YOUR TASK — Below you will find a set of lines. Repeat them all exactly.

Records:
========

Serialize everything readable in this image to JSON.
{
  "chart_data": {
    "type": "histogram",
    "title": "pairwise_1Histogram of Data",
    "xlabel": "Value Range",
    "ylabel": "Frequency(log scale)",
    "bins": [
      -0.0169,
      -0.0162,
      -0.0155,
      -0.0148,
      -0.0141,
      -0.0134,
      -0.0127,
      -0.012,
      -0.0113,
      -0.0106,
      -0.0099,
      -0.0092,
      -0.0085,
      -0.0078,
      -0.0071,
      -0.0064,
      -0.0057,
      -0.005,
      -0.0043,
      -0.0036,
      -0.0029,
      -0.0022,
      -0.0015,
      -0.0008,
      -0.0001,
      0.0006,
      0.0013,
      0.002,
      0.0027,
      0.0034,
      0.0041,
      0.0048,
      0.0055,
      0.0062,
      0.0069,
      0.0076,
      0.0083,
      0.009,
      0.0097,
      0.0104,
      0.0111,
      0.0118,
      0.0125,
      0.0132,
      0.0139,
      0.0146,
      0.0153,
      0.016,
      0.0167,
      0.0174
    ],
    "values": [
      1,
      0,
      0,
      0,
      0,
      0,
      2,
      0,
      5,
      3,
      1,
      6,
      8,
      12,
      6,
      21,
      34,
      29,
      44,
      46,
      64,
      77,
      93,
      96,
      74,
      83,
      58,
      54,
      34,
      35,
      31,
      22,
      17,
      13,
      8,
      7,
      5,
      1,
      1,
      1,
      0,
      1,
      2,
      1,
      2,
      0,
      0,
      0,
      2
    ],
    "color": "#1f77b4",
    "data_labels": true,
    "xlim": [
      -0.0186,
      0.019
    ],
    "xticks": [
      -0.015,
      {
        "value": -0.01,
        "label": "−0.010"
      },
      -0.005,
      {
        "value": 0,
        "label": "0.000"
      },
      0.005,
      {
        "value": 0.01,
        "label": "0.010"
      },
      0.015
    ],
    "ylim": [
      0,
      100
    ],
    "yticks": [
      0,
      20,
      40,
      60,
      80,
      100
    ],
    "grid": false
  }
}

========

SOLUTION FOR THIS EXERCISE —
Serialize everything readable in this image to JSON.
{
  "chart_data": {
    "type": "histogram",
    "title": "pairwise_1Histogram of Data",
    "xlabel": "Value Range",
    "ylabel": "Frequency(log scale)",
    "bins": [
      -0.0169,
      -0.0162,
      -0.0155,
      -0.0148,
      -0.0141,
      -0.0134,
      -0.0127,
      -0.012,
      -0.0113,
      -0.0106,
      -0.0099,
      -0.0092,
      -0.0085,
      -0.0078,
      -0.0071,
      -0.0064,
      -0.0057,
      -0.005,
      -0.0043,
      -0.0036,
      -0.0029,
      -0.0022,
      -0.0015,
      -0.0008,
      -0.0001,
      0.0006,
      0.0013,
      0.002,
      0.0027,
      0.0034,
      0.0041,
      0.0048,
      0.0055,
      0.0062,
      0.0069,
      0.0076,
      0.0083,
      0.009,
      0.0097,
      0.0104,
      0.0111,
      0.0118,
      0.0125,
      0.0132,
      0.0139,
      0.0146,
      0.0153,
      0.016,
      0.0167,
      0.0174
    ],
    "values": [
      1,
      0,
      0,
      0,
      0,
      0,
      2,
      0,
      5,
      3,
      1,
      6,
      8,
      12,
      6,
      21,
      34,
      29,
      44,
      46,
      64,
      77,
      93,
      96,
      74,
      83,
      58,
      54,
      34,
      35,
      31,
      22,
      17,
      13,
      8,
      7,
      5,
      1,
      1,
      1,
      0,
      1,
      2,
      1,
      2,
      0,
      0,
      0,
      2
    ],
    "color": "#1f77b4",
    "data_labels": true,
    "xlim": [
      -0.0186,
      0.019
    ],
    "xticks": [
      -0.015,
      {
        "value": -0.01,
        "label": "−0.010"
      },
      -0.005,
      {
        "value": 0,
        "label": "0.000"
      },
      0.005,
      {
        "value": 0.01,
        "label": "0.010"
      },
      0.015
    ],
    "ylim": [
      0,
      100
    ],
    "yticks": [
      0,
      20,
      40,
      60,
      80,
      100
    ],
    "grid": false
  }
}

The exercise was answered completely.